**Task objective:** Using the data below, copy every line that contains the word "documents".
***** Provided data
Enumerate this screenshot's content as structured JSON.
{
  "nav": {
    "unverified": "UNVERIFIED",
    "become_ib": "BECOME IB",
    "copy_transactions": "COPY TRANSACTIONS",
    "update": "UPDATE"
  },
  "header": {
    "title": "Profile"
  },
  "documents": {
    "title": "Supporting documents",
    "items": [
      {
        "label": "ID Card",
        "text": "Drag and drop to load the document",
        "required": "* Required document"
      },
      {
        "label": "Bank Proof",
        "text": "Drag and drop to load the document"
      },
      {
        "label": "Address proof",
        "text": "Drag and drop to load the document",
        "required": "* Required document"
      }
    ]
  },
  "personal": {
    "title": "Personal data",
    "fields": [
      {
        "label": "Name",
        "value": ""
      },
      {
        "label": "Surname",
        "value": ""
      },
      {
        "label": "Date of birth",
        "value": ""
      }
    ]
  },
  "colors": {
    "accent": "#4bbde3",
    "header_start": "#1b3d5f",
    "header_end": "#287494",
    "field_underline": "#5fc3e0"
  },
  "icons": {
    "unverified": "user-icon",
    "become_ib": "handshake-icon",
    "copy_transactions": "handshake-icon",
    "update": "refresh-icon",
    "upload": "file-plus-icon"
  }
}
**********
**Answer below:**
  "documents": {
    "title": "Supporting documents",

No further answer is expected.